PROBLEM STATEMENT: Lines that hold the word "JSON" should be located and copied.

INFORMATION GIVEN:
--------------------

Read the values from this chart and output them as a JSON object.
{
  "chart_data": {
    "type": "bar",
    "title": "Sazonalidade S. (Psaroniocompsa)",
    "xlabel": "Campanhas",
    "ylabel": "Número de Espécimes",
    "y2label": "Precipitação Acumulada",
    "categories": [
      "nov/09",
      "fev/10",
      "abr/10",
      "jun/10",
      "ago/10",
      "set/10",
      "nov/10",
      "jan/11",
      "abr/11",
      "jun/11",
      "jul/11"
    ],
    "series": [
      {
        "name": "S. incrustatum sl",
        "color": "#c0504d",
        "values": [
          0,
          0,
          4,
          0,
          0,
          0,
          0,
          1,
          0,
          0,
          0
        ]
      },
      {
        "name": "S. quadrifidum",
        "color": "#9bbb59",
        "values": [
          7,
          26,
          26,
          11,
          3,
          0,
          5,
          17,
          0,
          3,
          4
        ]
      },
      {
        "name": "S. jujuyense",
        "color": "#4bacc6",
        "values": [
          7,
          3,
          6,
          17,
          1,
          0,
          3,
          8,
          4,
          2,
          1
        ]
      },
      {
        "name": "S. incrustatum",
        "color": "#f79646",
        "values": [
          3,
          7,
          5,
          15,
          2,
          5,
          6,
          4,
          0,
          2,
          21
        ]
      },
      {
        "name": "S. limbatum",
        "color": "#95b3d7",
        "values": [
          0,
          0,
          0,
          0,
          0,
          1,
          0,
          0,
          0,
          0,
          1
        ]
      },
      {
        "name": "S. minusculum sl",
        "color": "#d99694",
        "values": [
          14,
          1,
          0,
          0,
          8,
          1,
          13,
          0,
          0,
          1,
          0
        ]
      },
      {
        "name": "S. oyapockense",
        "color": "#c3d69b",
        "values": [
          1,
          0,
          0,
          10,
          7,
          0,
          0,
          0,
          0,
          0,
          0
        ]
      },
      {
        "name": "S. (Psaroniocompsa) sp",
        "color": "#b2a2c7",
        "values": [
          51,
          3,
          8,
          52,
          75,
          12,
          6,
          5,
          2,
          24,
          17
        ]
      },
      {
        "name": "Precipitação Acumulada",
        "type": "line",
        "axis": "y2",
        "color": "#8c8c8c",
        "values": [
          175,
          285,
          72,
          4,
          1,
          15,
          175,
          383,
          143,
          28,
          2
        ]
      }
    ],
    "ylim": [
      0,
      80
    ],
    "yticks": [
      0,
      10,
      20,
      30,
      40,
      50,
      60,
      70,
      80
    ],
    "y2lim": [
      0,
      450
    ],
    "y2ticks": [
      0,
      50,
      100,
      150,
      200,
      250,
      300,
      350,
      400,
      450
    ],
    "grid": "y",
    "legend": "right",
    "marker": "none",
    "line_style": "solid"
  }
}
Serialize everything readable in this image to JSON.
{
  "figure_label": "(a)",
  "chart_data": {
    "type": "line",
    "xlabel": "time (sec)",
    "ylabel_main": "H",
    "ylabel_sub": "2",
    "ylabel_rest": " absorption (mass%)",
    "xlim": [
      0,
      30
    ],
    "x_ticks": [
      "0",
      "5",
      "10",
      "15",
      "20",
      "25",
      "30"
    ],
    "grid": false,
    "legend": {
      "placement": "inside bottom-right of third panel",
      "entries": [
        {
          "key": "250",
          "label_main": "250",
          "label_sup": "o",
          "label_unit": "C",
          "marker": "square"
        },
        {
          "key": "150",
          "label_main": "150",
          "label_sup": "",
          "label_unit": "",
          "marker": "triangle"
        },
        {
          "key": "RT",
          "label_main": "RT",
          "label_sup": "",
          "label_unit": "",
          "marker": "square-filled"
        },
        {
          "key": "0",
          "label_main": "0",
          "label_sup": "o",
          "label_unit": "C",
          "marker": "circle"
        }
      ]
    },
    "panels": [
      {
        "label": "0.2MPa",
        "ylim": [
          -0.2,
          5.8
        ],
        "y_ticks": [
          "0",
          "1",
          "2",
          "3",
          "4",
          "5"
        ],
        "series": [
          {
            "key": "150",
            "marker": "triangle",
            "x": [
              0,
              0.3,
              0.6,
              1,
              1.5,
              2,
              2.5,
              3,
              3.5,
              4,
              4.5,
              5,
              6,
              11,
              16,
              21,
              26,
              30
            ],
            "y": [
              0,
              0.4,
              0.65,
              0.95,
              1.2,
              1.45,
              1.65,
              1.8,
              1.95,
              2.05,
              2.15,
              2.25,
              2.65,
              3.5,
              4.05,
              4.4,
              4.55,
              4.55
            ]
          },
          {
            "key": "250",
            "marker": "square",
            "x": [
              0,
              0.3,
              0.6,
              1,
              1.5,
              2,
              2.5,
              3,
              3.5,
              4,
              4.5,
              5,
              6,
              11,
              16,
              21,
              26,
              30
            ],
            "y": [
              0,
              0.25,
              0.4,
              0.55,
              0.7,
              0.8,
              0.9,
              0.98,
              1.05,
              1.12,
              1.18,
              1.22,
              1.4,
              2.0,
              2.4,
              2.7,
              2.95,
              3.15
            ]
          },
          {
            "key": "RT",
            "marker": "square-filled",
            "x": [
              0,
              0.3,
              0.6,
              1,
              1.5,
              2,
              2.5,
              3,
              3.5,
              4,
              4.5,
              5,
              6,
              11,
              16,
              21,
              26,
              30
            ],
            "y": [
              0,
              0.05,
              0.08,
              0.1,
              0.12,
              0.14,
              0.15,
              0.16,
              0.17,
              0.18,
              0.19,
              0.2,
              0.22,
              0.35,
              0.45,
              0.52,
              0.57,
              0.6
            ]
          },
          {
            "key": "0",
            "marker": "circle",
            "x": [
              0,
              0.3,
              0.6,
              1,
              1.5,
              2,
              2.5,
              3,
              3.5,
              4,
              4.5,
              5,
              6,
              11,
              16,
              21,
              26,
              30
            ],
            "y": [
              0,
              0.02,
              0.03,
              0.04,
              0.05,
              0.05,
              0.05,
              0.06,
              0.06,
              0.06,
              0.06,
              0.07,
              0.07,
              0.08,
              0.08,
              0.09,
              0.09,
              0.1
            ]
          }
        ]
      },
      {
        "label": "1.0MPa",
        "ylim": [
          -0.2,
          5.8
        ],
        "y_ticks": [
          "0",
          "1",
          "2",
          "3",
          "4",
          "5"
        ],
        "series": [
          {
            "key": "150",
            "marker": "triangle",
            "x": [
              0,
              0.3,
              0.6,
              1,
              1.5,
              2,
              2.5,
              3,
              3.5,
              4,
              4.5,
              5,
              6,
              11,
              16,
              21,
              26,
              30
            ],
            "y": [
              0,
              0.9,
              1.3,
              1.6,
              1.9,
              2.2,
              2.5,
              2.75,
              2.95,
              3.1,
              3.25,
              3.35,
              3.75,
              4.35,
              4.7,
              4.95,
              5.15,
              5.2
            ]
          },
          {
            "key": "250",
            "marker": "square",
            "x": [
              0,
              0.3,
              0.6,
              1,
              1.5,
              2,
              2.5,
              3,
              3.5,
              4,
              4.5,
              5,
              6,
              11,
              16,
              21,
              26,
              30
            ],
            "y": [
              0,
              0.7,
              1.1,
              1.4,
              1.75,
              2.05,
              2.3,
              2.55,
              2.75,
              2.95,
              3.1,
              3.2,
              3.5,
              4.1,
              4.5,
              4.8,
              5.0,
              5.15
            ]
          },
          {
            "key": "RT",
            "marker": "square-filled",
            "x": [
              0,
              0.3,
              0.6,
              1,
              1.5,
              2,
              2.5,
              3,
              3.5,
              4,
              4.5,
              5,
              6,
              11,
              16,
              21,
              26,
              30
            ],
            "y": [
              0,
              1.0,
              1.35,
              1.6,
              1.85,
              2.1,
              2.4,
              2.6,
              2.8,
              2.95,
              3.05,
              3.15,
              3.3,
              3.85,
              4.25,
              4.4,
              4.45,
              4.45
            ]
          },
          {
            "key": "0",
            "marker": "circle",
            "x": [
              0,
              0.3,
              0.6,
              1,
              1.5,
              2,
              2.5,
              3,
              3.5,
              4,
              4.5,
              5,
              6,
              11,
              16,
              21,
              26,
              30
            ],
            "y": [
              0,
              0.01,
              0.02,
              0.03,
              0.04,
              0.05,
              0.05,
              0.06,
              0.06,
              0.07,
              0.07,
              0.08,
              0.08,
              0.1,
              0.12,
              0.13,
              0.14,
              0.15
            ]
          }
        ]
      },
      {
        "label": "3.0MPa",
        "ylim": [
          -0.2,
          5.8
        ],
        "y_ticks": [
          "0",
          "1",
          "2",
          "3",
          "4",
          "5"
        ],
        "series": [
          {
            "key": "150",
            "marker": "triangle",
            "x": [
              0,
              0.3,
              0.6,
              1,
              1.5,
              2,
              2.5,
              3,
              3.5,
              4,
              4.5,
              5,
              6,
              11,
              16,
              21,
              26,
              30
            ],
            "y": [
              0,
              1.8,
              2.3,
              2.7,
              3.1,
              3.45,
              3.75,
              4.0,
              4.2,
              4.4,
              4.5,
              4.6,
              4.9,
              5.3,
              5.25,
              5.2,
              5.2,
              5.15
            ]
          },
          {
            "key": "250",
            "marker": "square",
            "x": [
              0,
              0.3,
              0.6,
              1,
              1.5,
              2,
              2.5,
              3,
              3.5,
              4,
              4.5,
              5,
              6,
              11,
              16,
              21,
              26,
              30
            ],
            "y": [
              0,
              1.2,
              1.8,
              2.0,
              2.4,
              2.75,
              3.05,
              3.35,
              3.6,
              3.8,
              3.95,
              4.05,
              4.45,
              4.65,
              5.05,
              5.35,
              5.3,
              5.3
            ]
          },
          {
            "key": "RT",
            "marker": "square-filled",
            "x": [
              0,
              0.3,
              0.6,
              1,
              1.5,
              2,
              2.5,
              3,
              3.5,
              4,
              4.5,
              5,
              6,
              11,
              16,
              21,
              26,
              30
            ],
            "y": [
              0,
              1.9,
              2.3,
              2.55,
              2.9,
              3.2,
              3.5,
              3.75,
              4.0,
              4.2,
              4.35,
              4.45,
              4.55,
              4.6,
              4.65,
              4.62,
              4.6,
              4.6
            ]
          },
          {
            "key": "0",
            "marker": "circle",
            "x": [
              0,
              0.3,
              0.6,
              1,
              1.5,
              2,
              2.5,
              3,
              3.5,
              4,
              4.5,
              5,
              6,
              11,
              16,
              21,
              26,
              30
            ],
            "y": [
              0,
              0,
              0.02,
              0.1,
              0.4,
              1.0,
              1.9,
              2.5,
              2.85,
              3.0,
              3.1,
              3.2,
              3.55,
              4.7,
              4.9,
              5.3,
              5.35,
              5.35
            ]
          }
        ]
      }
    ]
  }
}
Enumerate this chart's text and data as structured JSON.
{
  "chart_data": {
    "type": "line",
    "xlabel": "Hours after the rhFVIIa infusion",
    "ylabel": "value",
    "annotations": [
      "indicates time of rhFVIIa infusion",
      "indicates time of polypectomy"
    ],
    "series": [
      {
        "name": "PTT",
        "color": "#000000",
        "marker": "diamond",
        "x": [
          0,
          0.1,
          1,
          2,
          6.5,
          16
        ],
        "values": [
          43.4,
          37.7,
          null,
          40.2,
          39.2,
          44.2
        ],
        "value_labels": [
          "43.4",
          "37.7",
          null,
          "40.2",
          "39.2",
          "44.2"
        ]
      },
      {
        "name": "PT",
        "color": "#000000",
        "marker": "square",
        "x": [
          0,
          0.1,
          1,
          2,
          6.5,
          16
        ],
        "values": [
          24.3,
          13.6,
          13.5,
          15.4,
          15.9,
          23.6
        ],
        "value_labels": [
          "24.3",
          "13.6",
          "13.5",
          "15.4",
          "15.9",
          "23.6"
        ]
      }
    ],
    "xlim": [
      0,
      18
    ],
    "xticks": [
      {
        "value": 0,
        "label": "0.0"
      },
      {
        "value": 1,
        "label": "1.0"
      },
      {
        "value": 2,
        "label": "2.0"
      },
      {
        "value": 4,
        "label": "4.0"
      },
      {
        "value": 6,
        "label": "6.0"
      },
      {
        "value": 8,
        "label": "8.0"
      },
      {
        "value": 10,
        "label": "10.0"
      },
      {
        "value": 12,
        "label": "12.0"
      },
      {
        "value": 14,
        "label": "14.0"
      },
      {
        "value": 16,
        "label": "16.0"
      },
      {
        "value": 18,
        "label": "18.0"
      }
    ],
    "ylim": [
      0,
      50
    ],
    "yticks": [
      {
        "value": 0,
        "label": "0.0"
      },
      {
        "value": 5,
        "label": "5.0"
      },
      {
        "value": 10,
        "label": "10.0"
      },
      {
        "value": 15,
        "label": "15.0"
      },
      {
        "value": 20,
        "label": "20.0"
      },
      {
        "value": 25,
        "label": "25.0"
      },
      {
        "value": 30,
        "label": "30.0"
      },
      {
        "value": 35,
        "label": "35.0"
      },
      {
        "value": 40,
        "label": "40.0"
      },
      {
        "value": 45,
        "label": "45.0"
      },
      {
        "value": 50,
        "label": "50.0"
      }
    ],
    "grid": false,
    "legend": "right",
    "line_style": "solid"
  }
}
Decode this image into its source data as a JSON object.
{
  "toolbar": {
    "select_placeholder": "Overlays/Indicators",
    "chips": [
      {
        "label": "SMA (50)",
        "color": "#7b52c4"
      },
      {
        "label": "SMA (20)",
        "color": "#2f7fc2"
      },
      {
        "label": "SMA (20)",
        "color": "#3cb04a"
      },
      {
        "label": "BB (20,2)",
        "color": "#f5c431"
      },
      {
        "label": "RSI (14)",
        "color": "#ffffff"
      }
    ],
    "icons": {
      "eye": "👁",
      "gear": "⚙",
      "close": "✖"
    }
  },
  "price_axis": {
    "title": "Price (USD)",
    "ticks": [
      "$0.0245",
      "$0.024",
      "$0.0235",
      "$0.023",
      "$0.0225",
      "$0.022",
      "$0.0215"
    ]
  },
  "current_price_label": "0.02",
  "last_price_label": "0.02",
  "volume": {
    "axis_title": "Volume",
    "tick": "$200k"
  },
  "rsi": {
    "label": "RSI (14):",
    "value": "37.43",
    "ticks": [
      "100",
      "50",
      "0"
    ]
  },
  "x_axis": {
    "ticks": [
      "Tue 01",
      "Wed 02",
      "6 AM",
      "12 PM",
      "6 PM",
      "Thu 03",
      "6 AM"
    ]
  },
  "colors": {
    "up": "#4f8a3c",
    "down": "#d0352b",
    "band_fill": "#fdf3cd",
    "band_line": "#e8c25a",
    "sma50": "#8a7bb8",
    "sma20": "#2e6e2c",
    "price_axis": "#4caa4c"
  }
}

--------------------

RESULT BELOW:
Read the values from this chart and output them as a JSON object.
Serialize everything readable in this image to JSON.
Enumerate this chart's text and data as structured JSON.
Decode this image into its source data as a JSON object.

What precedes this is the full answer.